I was also using Google Keep during this time as my notes app. These notes were basically stream of consciousness without any consistent formatting or infrastructure around them.
But everything changed when the fire nation attacked Lucas Lucia introduced me to Obsidian. At the time that he had introduced it to me I was actually working on transferring my notes to Notion.io after a suggestion from Sabrina Olson, but Lucas pointed out that Obsidian was locally stored and based on simple markdown, so more transferable.
Obsidian allows you to publish your entire vault to a website - you can specify which pages you want to be published and which ones you don’t. You can click through all the links just the same, although it is missing some of the UI elements/features of the desktop app (depends on how you configure it).
This option has always been kinda there but since it’s so mainstream there are always gonna be limitations and “strings attached”. I didn’t know this until I’m writing this right now but its $16 a month! That’s a lot for a service that still has rabbit holes, limitations, non-transferability, and tacks their big logo on the bottom of your site without your opting out.
I think people usually choose this because they don’t know about any other options and they want the equivalent of microsoft powerpoint drag & drop but for making websites. Squarespace also only really saves you time if you’re happy with a template of the box, but if you want to do a lot of configuring then it’s still gonna take as much time as Jekyll or something else.

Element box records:
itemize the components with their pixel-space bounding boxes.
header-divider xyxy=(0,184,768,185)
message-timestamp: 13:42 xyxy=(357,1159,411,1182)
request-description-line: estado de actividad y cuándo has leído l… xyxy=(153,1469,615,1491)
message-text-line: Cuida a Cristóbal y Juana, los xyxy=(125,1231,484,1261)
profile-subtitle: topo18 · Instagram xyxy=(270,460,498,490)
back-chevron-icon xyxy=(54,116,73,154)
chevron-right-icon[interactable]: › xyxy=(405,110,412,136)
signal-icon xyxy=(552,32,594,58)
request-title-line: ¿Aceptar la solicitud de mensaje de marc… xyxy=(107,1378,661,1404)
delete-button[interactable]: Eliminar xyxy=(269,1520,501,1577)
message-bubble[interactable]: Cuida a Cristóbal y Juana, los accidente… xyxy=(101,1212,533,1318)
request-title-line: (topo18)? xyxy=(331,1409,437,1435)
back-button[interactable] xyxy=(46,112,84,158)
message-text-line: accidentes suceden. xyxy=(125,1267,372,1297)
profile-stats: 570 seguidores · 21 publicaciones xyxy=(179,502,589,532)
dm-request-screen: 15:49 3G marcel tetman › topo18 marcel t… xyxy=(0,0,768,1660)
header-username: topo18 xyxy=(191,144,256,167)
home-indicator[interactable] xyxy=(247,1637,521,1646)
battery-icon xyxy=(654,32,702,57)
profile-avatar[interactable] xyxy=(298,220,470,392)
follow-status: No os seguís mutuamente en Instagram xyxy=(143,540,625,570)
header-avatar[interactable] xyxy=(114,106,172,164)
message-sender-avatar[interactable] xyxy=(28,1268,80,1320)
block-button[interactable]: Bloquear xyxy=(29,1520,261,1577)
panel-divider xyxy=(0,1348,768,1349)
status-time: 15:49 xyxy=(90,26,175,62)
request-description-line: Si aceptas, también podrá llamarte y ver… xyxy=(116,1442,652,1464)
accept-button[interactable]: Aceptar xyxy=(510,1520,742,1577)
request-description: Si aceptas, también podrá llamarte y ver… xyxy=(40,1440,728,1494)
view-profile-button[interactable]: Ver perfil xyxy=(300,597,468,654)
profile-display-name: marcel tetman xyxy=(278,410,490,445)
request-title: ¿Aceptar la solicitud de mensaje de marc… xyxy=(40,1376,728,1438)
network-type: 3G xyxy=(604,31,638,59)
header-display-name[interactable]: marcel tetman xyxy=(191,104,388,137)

- BRIEF:
List every software product or service named in the passage about note-taking and website tools.

- TASK SOLUTION:
Google Keep, Obsidian, Notion.io, microsoft powerpoint, Squarespace, Jekyll